-- Begin GIVEN ENTRIES --

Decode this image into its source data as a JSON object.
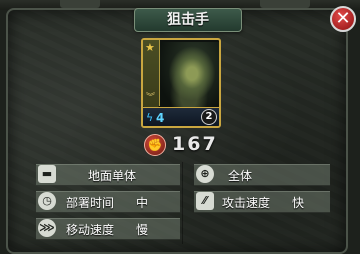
{
  "unit": {
    "name": "狙击手",
    "energy_cost": "4",
    "level": "2",
    "power": "167"
  },
  "stats": {
    "target_type": "地面单体",
    "target_range": "全体",
    "deploy_time_label": "部署时间",
    "deploy_time_value": "中",
    "attack_speed_label": "攻击速度",
    "attack_speed_value": "快",
    "move_speed_label": "移动速度",
    "move_speed_value": "慢"
  },
  "icons": {
    "close": "close-icon",
    "star": "star-icon",
    "energy": "lightning-icon",
    "power": "fist-icon",
    "tank": "tank-icon",
    "target": "crosshair-icon",
    "timer": "stopwatch-icon",
    "attack": "bullets-icon",
    "move": "boot-icon"
  },
  "colors": {
    "card_border": "#c9a640",
    "energy": "#5fd4ff",
    "close_button": "#c22a2a"
  }
}
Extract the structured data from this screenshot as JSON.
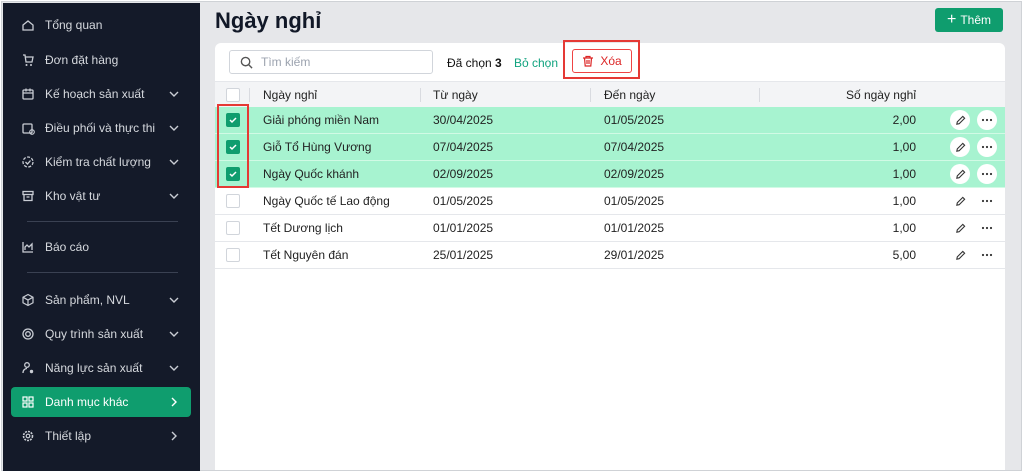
{
  "sidebar": {
    "items": [
      {
        "label": "Tổng quan",
        "icon": "home-icon",
        "chevron": ""
      },
      {
        "label": "Đơn đặt hàng",
        "icon": "cart-icon",
        "chevron": ""
      },
      {
        "label": "Kế hoạch sản xuất",
        "icon": "calendar-icon",
        "chevron": "down"
      },
      {
        "label": "Điều phối và thực thi",
        "icon": "calendar-clock-icon",
        "chevron": "down"
      },
      {
        "label": "Kiểm tra chất lượng",
        "icon": "check-circle-icon",
        "chevron": "down"
      },
      {
        "label": "Kho vật tư",
        "icon": "archive-icon",
        "chevron": "down"
      },
      {
        "label": "Báo cáo",
        "icon": "chart-icon",
        "chevron": ""
      },
      {
        "label": "Sản phẩm, NVL",
        "icon": "box-icon",
        "chevron": "down"
      },
      {
        "label": "Quy trình sản xuất",
        "icon": "process-icon",
        "chevron": "down"
      },
      {
        "label": "Năng lực sản xuất",
        "icon": "user-gear-icon",
        "chevron": "down"
      },
      {
        "label": "Danh mục khác",
        "icon": "grid-icon",
        "chevron": "right",
        "active": true
      },
      {
        "label": "Thiết lập",
        "icon": "gear-icon",
        "chevron": "right"
      }
    ]
  },
  "page": {
    "title": "Ngày nghỉ",
    "add_label": "Thêm"
  },
  "toolbar": {
    "search_placeholder": "Tìm kiếm",
    "selected_prefix": "Đã chọn",
    "selected_count": "3",
    "unselect_label": "Bỏ chọn",
    "delete_label": "Xóa"
  },
  "table": {
    "headers": [
      "Ngày nghỉ",
      "Từ ngày",
      "Đến ngày",
      "Số ngày nghỉ"
    ],
    "rows": [
      {
        "name": "Giải phóng miền Nam",
        "from": "30/04/2025",
        "to": "01/05/2025",
        "days": "2,00",
        "checked": true
      },
      {
        "name": "Giỗ Tổ Hùng Vương",
        "from": "07/04/2025",
        "to": "07/04/2025",
        "days": "1,00",
        "checked": true
      },
      {
        "name": "Ngày Quốc khánh",
        "from": "02/09/2025",
        "to": "02/09/2025",
        "days": "1,00",
        "checked": true
      },
      {
        "name": "Ngày Quốc tế Lao động",
        "from": "01/05/2025",
        "to": "01/05/2025",
        "days": "1,00",
        "checked": false
      },
      {
        "name": "Tết Dương lịch",
        "from": "01/01/2025",
        "to": "01/01/2025",
        "days": "1,00",
        "checked": false
      },
      {
        "name": "Tết Nguyên đán",
        "from": "25/01/2025",
        "to": "29/01/2025",
        "days": "5,00",
        "checked": false
      }
    ]
  },
  "colors": {
    "accent": "#0f9d6e",
    "sidebar": "#141a29",
    "selected_row": "#a7f3d0",
    "danger": "#dc2626"
  }
}
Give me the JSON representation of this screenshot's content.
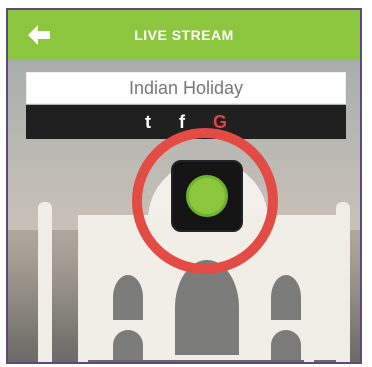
{
  "header": {
    "title": "LIVE STREAM"
  },
  "stream": {
    "name": "Indian Holiday"
  },
  "share": {
    "facebook_label": "f",
    "google_label": "G",
    "twitter_label": "t"
  },
  "colors": {
    "accent": "#8cc63f",
    "highlight": "#e24c45",
    "bar": "#202020"
  }
}
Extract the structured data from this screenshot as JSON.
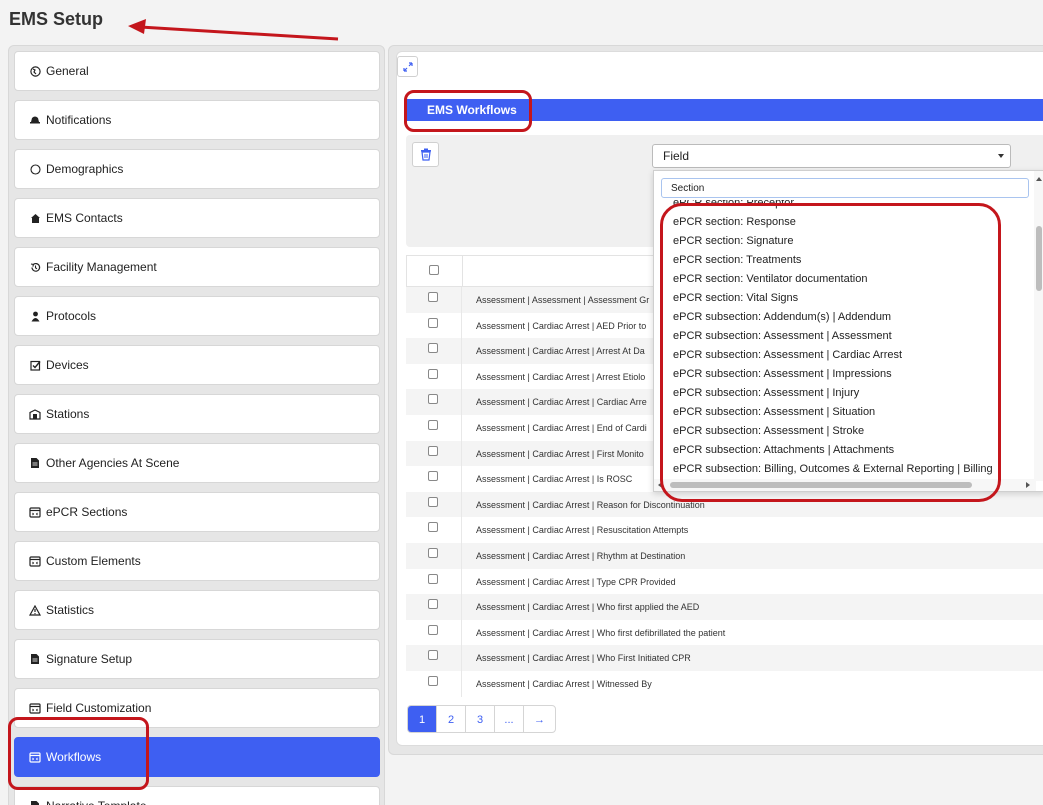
{
  "page_title": "EMS Setup",
  "sidebar": {
    "items": [
      {
        "label": "General",
        "icon": "globe-icon"
      },
      {
        "label": "Notifications",
        "icon": "bell-icon"
      },
      {
        "label": "Demographics",
        "icon": "circle-icon"
      },
      {
        "label": "EMS Contacts",
        "icon": "home-icon"
      },
      {
        "label": "Facility Management",
        "icon": "history-icon"
      },
      {
        "label": "Protocols",
        "icon": "user-icon"
      },
      {
        "label": "Devices",
        "icon": "checkbox-icon"
      },
      {
        "label": "Stations",
        "icon": "building-icon"
      },
      {
        "label": "Other Agencies At Scene",
        "icon": "document-icon"
      },
      {
        "label": "ePCR Sections",
        "icon": "window-icon"
      },
      {
        "label": "Custom Elements",
        "icon": "window-icon"
      },
      {
        "label": "Statistics",
        "icon": "warning-icon"
      },
      {
        "label": "Signature Setup",
        "icon": "document-icon"
      },
      {
        "label": "Field Customization",
        "icon": "window-icon"
      },
      {
        "label": "Workflows",
        "icon": "window-icon",
        "active": true
      },
      {
        "label": "Narrative Template",
        "icon": "document-icon"
      }
    ]
  },
  "main": {
    "header_title": "EMS Workflows",
    "select": {
      "value": "Field"
    },
    "dropdown": {
      "search_value": "Section",
      "options": [
        "ePCR section: Preceptor",
        "ePCR section: Response",
        "ePCR section: Signature",
        "ePCR section: Treatments",
        "ePCR section: Ventilator documentation",
        "ePCR section: Vital Signs",
        "ePCR subsection: Addendum(s) | Addendum",
        "ePCR subsection: Assessment | Assessment",
        "ePCR subsection: Assessment | Cardiac Arrest",
        "ePCR subsection: Assessment | Impressions",
        "ePCR subsection: Assessment | Injury",
        "ePCR subsection: Assessment | Situation",
        "ePCR subsection: Assessment | Stroke",
        "ePCR subsection: Attachments | Attachments",
        "ePCR subsection: Billing, Outcomes & External Reporting | Billing"
      ]
    },
    "table": {
      "rows": [
        "Assessment | Assessment | Assessment Gr",
        "Assessment | Cardiac Arrest | AED Prior to",
        "Assessment | Cardiac Arrest | Arrest At Da",
        "Assessment | Cardiac Arrest | Arrest Etiolo",
        "Assessment | Cardiac Arrest | Cardiac Arre",
        "Assessment | Cardiac Arrest | End of Cardi",
        "Assessment | Cardiac Arrest | First Monito",
        "Assessment | Cardiac Arrest | Is ROSC",
        "Assessment | Cardiac Arrest | Reason for Discontinuation",
        "Assessment | Cardiac Arrest | Resuscitation Attempts",
        "Assessment | Cardiac Arrest | Rhythm at Destination",
        "Assessment | Cardiac Arrest | Type CPR Provided",
        "Assessment | Cardiac Arrest | Who first applied the AED",
        "Assessment | Cardiac Arrest | Who first defibrillated the patient",
        "Assessment | Cardiac Arrest | Who First Initiated CPR",
        "Assessment | Cardiac Arrest | Witnessed By"
      ]
    },
    "pagination": {
      "pages": [
        "1",
        "2",
        "3",
        "...",
        "→"
      ],
      "current": "1"
    }
  },
  "colors": {
    "accent": "#3e5ff2",
    "annotation": "#c4161c"
  }
}
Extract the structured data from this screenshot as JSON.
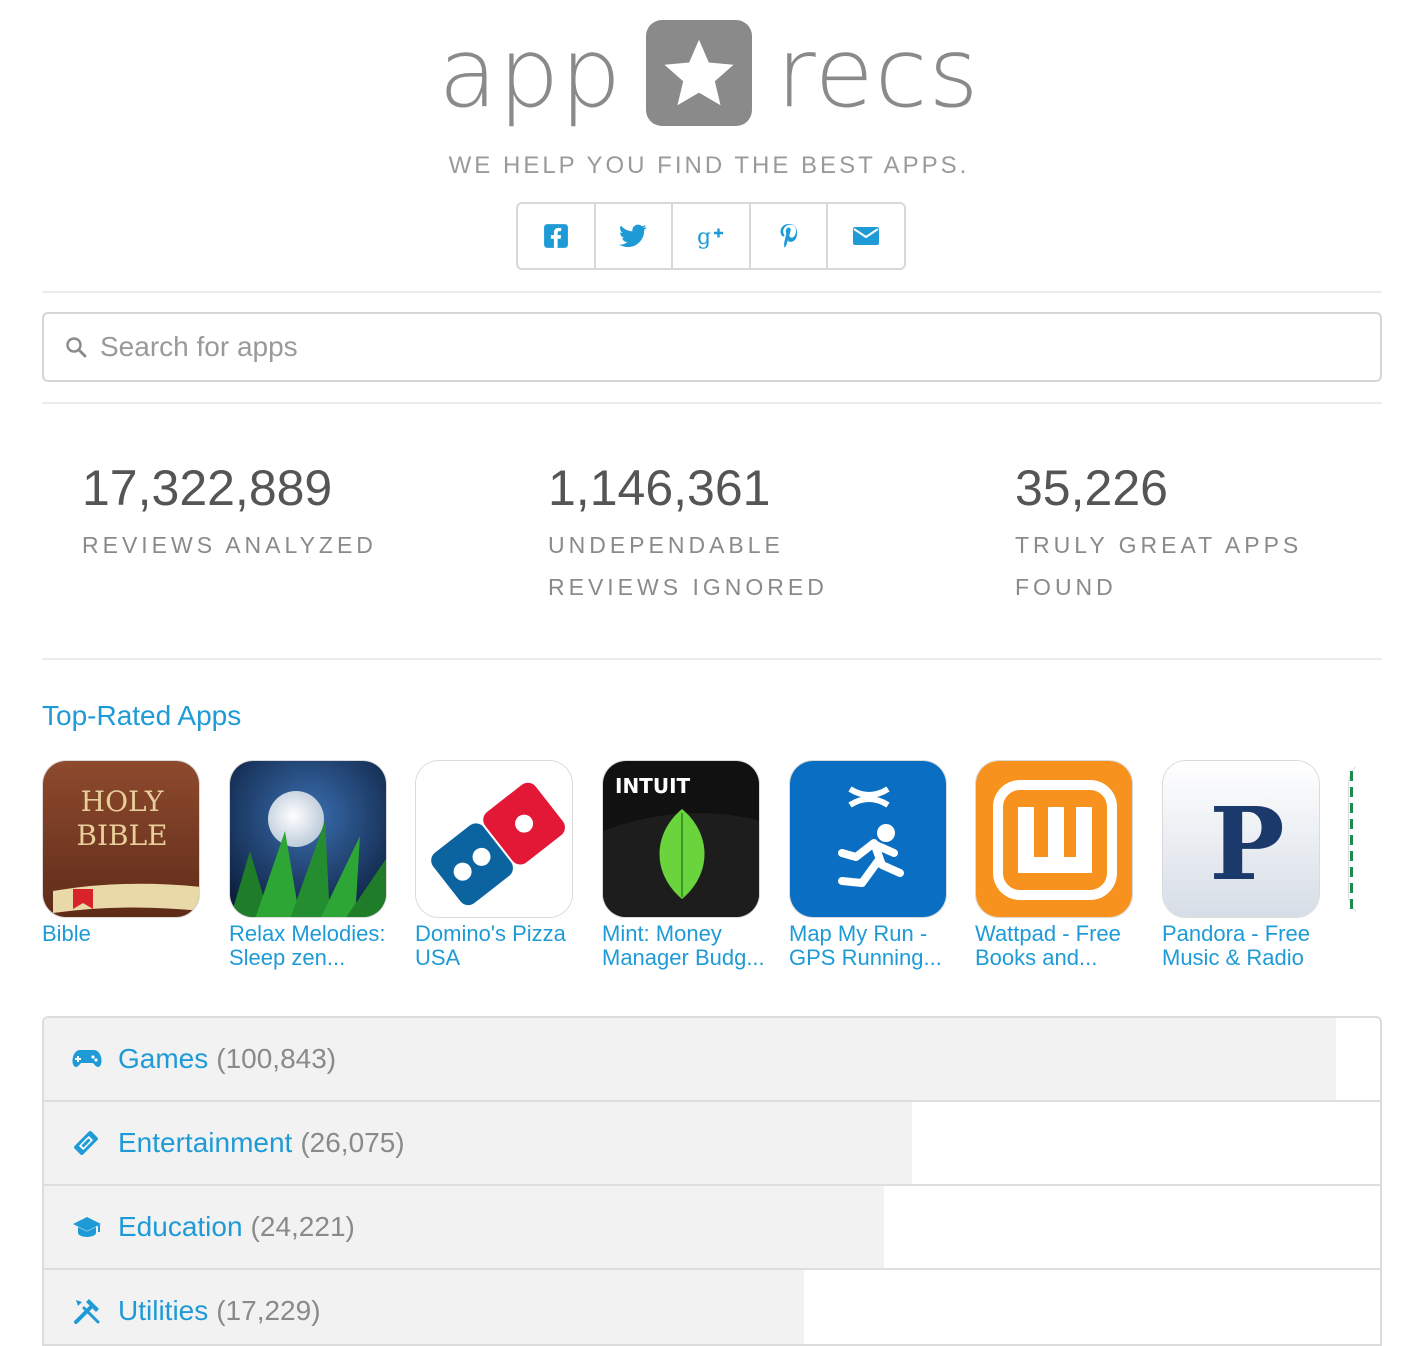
{
  "logo": {
    "left": "app",
    "right": "recs"
  },
  "tagline": "WE HELP YOU FIND THE BEST APPS.",
  "share": [
    {
      "icon": "facebook-icon"
    },
    {
      "icon": "twitter-icon"
    },
    {
      "icon": "google-plus-icon"
    },
    {
      "icon": "pinterest-icon"
    },
    {
      "icon": "email-icon"
    }
  ],
  "search": {
    "placeholder": "Search for apps",
    "value": ""
  },
  "stats": [
    {
      "number": "17,322,889",
      "label": "REVIEWS ANALYZED"
    },
    {
      "number": "1,146,361",
      "label": "UNDEPENDABLE REVIEWS IGNORED"
    },
    {
      "number": "35,226",
      "label": "TRULY GREAT APPS FOUND"
    }
  ],
  "top_rated": {
    "title": "Top-Rated Apps",
    "apps": [
      {
        "name": "Bible"
      },
      {
        "name": "Relax Melodies: Sleep zen..."
      },
      {
        "name": "Domino's Pizza USA"
      },
      {
        "name": "Mint: Money Manager Budg..."
      },
      {
        "name": "Map My Run - GPS Running..."
      },
      {
        "name": "Wattpad - Free Books and..."
      },
      {
        "name": "Pandora - Free Music & Radio"
      }
    ],
    "icon_text": {
      "bible_line1": "HOLY",
      "bible_line2": "BIBLE",
      "mint_brand": "INTUIT",
      "pandora_letter": "P"
    }
  },
  "categories": [
    {
      "label": "Games",
      "count": "(100,843)",
      "share": 0.967,
      "icon": "gamepad-icon"
    },
    {
      "label": "Entertainment",
      "count": "(26,075)",
      "share": 0.65,
      "icon": "ticket-icon"
    },
    {
      "label": "Education",
      "count": "(24,221)",
      "share": 0.629,
      "icon": "graduation-cap-icon"
    },
    {
      "label": "Utilities",
      "count": "(17,229)",
      "share": 0.569,
      "icon": "tools-icon"
    }
  ],
  "colors": {
    "accent": "#1e9bd7",
    "logo_gray": "#8a8a8a",
    "bar_fill": "#f2f2f2"
  }
}
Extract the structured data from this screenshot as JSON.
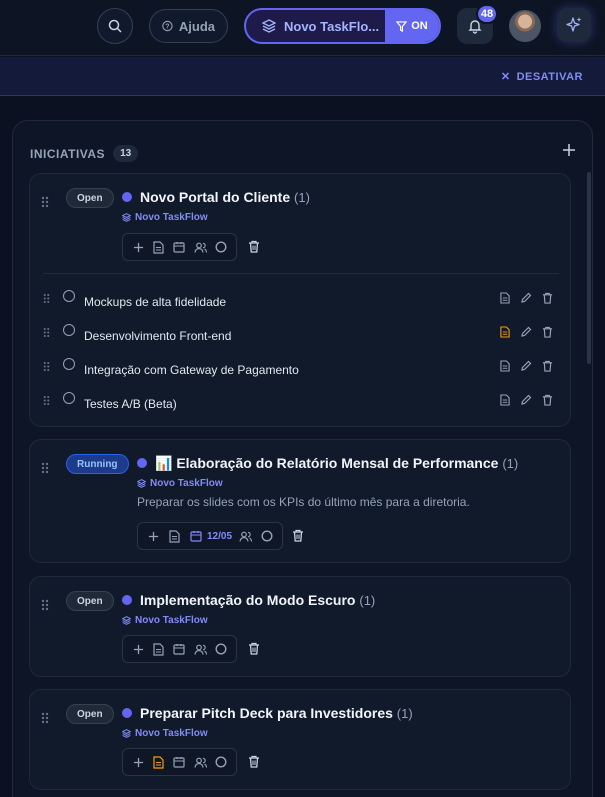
{
  "header": {
    "help_label": "Ajuda",
    "project_label": "Novo TaskFlo...",
    "filter_state": "ON",
    "notification_count": "48",
    "deactivate_label": "DESATIVAR"
  },
  "panel": {
    "title": "INICIATIVAS",
    "count": "13"
  },
  "colors": {
    "accent": "#6366f1",
    "highlight_doc": "#f59e0b"
  },
  "initiatives": [
    {
      "status": "Open",
      "title": "Novo Portal do Cliente",
      "count": "(1)",
      "project": "Novo TaskFlow",
      "subtasks": [
        {
          "label": "Mockups de alta fidelidade"
        },
        {
          "label": "Desenvolvimento Front-end"
        },
        {
          "label": "Integração com Gateway de Pagamento"
        },
        {
          "label": "Testes A/B (Beta)"
        }
      ]
    },
    {
      "status": "Running",
      "emoji": "📊",
      "title": "Elaboração do Relatório Mensal de Performance",
      "count": "(1)",
      "project": "Novo TaskFlow",
      "description": "Preparar os slides com os KPIs do último mês para a diretoria.",
      "date": "12/05"
    },
    {
      "status": "Open",
      "title": "Implementação do Modo Escuro",
      "count": "(1)",
      "project": "Novo TaskFlow"
    },
    {
      "status": "Open",
      "title": "Preparar Pitch Deck para Investidores",
      "count": "(1)",
      "project": "Novo TaskFlow"
    }
  ]
}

-- End GIVEN ENTRIES --

GIVEN REQUEST: Read through the entries and copy each line in which "Preparar" appears.

ANSWER TO THIS EXERCISE:
      "description": "Preparar os slides com os KPIs do último mês para a diretoria.",
      "title": "Preparar Pitch Deck para Investidores",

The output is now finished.